Entries supplied:
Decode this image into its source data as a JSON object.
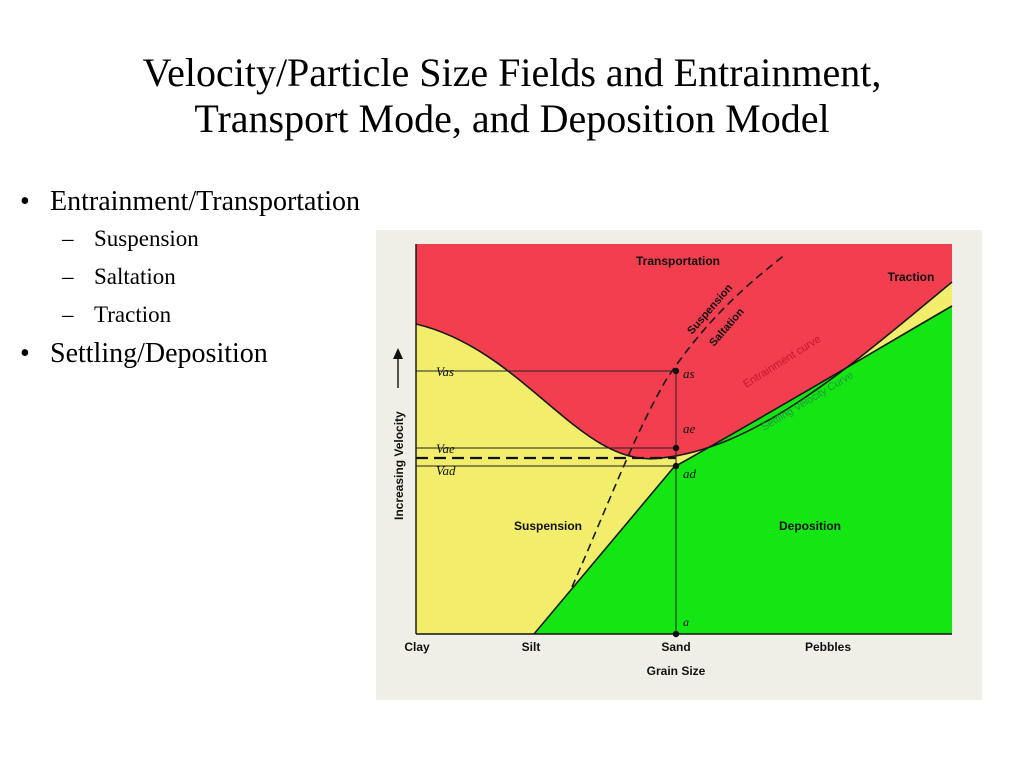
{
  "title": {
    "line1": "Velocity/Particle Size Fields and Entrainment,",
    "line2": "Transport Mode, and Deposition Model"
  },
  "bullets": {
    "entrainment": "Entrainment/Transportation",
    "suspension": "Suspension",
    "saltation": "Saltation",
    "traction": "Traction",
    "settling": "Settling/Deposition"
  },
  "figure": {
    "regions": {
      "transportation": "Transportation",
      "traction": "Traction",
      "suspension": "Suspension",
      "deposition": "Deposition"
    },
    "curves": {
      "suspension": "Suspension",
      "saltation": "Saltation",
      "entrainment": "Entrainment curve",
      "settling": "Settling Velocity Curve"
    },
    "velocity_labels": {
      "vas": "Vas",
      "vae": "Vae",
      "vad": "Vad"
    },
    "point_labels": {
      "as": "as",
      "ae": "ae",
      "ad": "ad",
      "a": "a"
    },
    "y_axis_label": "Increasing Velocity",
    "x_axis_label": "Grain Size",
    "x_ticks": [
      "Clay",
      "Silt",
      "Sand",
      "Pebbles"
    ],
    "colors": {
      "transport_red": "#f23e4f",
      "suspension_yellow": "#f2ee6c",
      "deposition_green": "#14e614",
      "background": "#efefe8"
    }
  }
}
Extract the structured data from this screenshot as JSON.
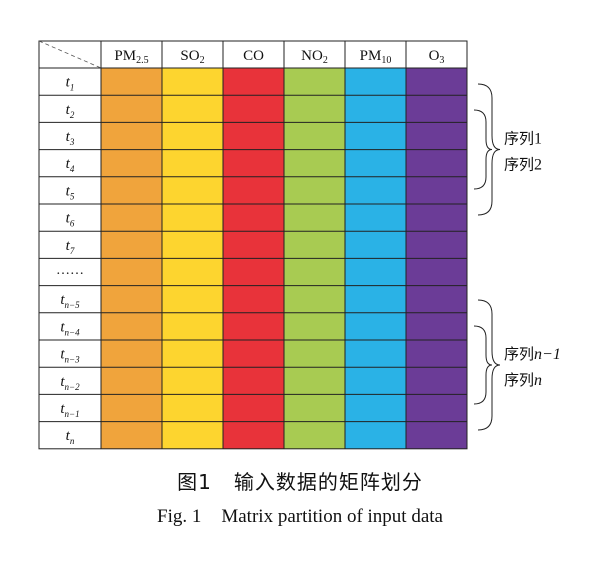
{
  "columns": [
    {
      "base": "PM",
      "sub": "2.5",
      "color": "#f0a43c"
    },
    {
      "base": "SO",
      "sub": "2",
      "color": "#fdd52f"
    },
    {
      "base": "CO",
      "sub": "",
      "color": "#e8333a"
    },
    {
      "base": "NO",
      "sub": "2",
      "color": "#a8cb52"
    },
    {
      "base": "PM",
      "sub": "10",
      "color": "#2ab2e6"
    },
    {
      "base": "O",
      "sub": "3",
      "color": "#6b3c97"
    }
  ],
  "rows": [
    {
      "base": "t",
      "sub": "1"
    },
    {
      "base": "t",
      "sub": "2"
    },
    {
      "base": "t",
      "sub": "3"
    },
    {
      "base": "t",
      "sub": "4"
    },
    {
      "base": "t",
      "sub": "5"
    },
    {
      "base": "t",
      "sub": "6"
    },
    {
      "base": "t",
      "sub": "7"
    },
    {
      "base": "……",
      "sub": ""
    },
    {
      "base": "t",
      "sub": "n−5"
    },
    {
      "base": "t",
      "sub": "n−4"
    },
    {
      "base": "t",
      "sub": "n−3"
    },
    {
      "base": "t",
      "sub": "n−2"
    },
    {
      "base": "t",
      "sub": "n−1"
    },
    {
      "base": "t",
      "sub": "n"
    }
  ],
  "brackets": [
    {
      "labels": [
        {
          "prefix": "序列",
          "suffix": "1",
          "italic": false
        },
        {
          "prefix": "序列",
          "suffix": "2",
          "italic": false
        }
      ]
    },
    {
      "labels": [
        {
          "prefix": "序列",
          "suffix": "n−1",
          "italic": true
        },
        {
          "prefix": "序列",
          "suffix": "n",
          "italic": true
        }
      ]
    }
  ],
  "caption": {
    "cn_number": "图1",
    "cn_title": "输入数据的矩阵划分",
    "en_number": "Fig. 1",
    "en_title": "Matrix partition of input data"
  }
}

Do this:
With pictures omitted, reproduce exactly the lines from the line containing "Extract the structured" through the end of the data above.

Answer:
Extract the structured data from this screenshot as JSON.
{
  "columns": [
    {
      "base": "PM",
      "sub": "2.5",
      "color": "#f0a43c"
    },
    {
      "base": "SO",
      "sub": "2",
      "color": "#fdd52f"
    },
    {
      "base": "CO",
      "sub": "",
      "color": "#e8333a"
    },
    {
      "base": "NO",
      "sub": "2",
      "color": "#a8cb52"
    },
    {
      "base": "PM",
      "sub": "10",
      "color": "#2ab2e6"
    },
    {
      "base": "O",
      "sub": "3",
      "color": "#6b3c97"
    }
  ],
  "rows": [
    {
      "base": "t",
      "sub": "1"
    },
    {
      "base": "t",
      "sub": "2"
    },
    {
      "base": "t",
      "sub": "3"
    },
    {
      "base": "t",
      "sub": "4"
    },
    {
      "base": "t",
      "sub": "5"
    },
    {
      "base": "t",
      "sub": "6"
    },
    {
      "base": "t",
      "sub": "7"
    },
    {
      "base": "……",
      "sub": ""
    },
    {
      "base": "t",
      "sub": "n−5"
    },
    {
      "base": "t",
      "sub": "n−4"
    },
    {
      "base": "t",
      "sub": "n−3"
    },
    {
      "base": "t",
      "sub": "n−2"
    },
    {
      "base": "t",
      "sub": "n−1"
    },
    {
      "base": "t",
      "sub": "n"
    }
  ],
  "brackets": [
    {
      "labels": [
        {
          "prefix": "序列",
          "suffix": "1",
          "italic": false
        },
        {
          "prefix": "序列",
          "suffix": "2",
          "italic": false
        }
      ]
    },
    {
      "labels": [
        {
          "prefix": "序列",
          "suffix": "n−1",
          "italic": true
        },
        {
          "prefix": "序列",
          "suffix": "n",
          "italic": true
        }
      ]
    }
  ],
  "caption": {
    "cn_number": "图1",
    "cn_title": "输入数据的矩阵划分",
    "en_number": "Fig. 1",
    "en_title": "Matrix partition of input data"
  }
}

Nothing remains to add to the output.